Reproduce the records exactly.
▬▬▬▬▬▬▬▬▬▬
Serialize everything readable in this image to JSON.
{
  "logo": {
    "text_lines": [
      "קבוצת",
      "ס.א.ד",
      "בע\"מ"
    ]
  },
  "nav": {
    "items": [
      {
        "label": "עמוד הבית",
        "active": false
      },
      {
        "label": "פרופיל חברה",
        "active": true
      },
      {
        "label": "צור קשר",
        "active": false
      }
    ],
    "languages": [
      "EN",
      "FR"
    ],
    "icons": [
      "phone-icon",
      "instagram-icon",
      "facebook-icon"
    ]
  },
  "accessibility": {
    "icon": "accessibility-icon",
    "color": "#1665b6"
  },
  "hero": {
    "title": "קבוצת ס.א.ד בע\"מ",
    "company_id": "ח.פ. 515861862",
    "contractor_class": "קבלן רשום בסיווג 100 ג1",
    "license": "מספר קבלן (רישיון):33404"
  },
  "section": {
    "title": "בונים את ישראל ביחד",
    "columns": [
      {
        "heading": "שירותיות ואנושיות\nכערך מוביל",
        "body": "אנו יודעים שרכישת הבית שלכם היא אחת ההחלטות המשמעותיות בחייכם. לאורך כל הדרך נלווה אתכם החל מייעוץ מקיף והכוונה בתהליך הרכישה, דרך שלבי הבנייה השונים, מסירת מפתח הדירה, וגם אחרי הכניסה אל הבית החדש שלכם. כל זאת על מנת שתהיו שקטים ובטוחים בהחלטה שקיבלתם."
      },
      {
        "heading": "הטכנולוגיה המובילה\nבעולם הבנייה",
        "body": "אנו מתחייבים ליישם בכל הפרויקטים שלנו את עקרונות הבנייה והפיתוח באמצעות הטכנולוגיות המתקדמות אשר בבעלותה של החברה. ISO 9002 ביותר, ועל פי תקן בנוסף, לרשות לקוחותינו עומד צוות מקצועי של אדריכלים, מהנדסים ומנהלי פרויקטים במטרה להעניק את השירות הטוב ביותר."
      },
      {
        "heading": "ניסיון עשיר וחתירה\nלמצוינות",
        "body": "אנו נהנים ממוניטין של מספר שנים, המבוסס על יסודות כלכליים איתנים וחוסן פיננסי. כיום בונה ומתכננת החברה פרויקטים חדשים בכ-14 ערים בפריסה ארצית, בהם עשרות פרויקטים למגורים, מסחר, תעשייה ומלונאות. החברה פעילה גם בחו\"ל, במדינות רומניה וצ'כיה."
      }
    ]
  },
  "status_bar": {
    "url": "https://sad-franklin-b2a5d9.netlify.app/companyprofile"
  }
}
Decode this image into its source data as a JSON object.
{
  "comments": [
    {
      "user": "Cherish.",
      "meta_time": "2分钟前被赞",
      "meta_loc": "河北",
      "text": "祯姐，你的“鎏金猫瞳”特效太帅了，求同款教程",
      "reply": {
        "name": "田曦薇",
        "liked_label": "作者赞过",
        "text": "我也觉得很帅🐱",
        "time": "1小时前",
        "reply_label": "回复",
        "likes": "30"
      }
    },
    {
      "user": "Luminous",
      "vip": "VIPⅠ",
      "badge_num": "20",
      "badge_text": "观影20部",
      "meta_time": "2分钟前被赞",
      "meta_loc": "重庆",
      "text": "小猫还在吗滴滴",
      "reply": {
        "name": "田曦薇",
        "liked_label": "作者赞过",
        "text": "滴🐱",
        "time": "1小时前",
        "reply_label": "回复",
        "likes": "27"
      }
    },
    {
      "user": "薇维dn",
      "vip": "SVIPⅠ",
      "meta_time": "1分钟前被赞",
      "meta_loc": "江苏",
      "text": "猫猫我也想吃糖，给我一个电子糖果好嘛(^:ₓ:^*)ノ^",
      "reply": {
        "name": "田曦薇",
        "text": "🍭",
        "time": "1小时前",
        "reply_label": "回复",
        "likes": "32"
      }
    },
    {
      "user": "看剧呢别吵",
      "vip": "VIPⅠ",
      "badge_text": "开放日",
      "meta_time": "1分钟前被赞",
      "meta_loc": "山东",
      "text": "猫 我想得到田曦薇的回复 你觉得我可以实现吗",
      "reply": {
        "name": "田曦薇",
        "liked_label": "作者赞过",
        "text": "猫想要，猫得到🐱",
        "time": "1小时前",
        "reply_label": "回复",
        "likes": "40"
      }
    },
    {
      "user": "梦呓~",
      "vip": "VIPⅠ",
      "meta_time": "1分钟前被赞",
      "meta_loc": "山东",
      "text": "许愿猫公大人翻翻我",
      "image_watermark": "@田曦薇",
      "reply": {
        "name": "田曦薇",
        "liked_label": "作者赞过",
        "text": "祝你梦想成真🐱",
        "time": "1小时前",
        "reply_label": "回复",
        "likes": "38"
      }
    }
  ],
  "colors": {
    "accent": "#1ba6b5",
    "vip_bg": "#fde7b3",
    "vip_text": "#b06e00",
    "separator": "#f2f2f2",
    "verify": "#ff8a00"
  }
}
▬▬▬▬▬▬▬▬▬▬
(ANSWER)
Serialize everything readable in this image to JSON.
{
  "logo": {
    "text_lines": [
      "קבוצת",
      "ס.א.ד",
      "בע\"מ"
    ]
  },
  "nav": {
    "items": [
      {
        "label": "עמוד הבית",
        "active": false
      },
      {
        "label": "פרופיל חברה",
        "active": true
      },
      {
        "label": "צור קשר",
        "active": false
      }
    ],
    "languages": [
      "EN",
      "FR"
    ],
    "icons": [
      "phone-icon",
      "instagram-icon",
      "facebook-icon"
    ]
  },
  "accessibility": {
    "icon": "accessibility-icon",
    "color": "#1665b6"
  },
  "hero": {
    "title": "קבוצת ס.א.ד בע\"מ",
    "company_id": "ח.פ. 515861862",
    "contractor_class": "קבלן רשום בסיווג 100 ג1",
    "license": "מספר קבלן (רישיון):33404"
  },
  "section": {
    "title": "בונים את ישראל ביחד",
    "columns": [
      {
        "heading": "שירותיות ואנושיות\nכערך מוביל",
        "body": "אנו יודעים שרכישת הבית שלכם היא אחת ההחלטות המשמעותיות בחייכם. לאורך כל הדרך נלווה אתכם החל מייעוץ מקיף והכוונה בתהליך הרכישה, דרך שלבי הבנייה השונים, מסירת מפתח הדירה, וגם אחרי הכניסה אל הבית החדש שלכם. כל זאת על מנת שתהיו שקטים ובטוחים בהחלטה שקיבלתם."
      },
      {
        "heading": "הטכנולוגיה המובילה\nבעולם הבנייה",
        "body": "אנו מתחייבים ליישם בכל הפרויקטים שלנו את עקרונות הבנייה והפיתוח באמצעות הטכנולוגיות המתקדמות אשר בבעלותה של החברה. ISO 9002 ביותר, ועל פי תקן בנוסף, לרשות לקוחותינו עומד צוות מקצועי של אדריכלים, מהנדסים ומנהלי פרויקטים במטרה להעניק את השירות הטוב ביותר."
      },
      {
        "heading": "ניסיון עשיר וחתירה\nלמצוינות",
        "body": "אנו נהנים ממוניטין של מספר שנים, המבוסס על יסודות כלכליים איתנים וחוסן פיננסי. כיום בונה ומתכננת החברה פרויקטים חדשים בכ-14 ערים בפריסה ארצית, בהם עשרות פרויקטים למגורים, מסחר, תעשייה ומלונאות. החברה פעילה גם בחו\"ל, במדינות רומניה וצ'כיה."
      }
    ]
  },
  "status_bar": {
    "url": "https://sad-franklin-b2a5d9.netlify.app/companyprofile"
  }
}
Decode this image into its source data as a JSON object.
{
  "comments": [
    {
      "user": "Cherish.",
      "meta_time": "2分钟前被赞",
      "meta_loc": "河北",
      "text": "祯姐，你的“鎏金猫瞳”特效太帅了，求同款教程",
      "reply": {
        "name": "田曦薇",
        "liked_label": "作者赞过",
        "text": "我也觉得很帅🐱",
        "time": "1小时前",
        "reply_label": "回复",
        "likes": "30"
      }
    },
    {
      "user": "Luminous",
      "vip": "VIPⅠ",
      "badge_num": "20",
      "badge_text": "观影20部",
      "meta_time": "2分钟前被赞",
      "meta_loc": "重庆",
      "text": "小猫还在吗滴滴",
      "reply": {
        "name": "田曦薇",
        "liked_label": "作者赞过",
        "text": "滴🐱",
        "time": "1小时前",
        "reply_label": "回复",
        "likes": "27"
      }
    },
    {
      "user": "薇维dn",
      "vip": "SVIPⅠ",
      "meta_time": "1分钟前被赞",
      "meta_loc": "江苏",
      "text": "猫猫我也想吃糖，给我一个电子糖果好嘛(^:ₓ:^*)ノ^",
      "reply": {
        "name": "田曦薇",
        "text": "🍭",
        "time": "1小时前",
        "reply_label": "回复",
        "likes": "32"
      }
    },
    {
      "user": "看剧呢别吵",
      "vip": "VIPⅠ",
      "badge_text": "开放日",
      "meta_time": "1分钟前被赞",
      "meta_loc": "山东",
      "text": "猫 我想得到田曦薇的回复 你觉得我可以实现吗",
      "reply": {
        "name": "田曦薇",
        "liked_label": "作者赞过",
        "text": "猫想要，猫得到🐱",
        "time": "1小时前",
        "reply_label": "回复",
        "likes": "40"
      }
    },
    {
      "user": "梦呓~",
      "vip": "VIPⅠ",
      "meta_time": "1分钟前被赞",
      "meta_loc": "山东",
      "text": "许愿猫公大人翻翻我",
      "image_watermark": "@田曦薇",
      "reply": {
        "name": "田曦薇",
        "liked_label": "作者赞过",
        "text": "祝你梦想成真🐱",
        "time": "1小时前",
        "reply_label": "回复",
        "likes": "38"
      }
    }
  ],
  "colors": {
    "accent": "#1ba6b5",
    "vip_bg": "#fde7b3",
    "vip_text": "#b06e00",
    "separator": "#f2f2f2",
    "verify": "#ff8a00"
  }
}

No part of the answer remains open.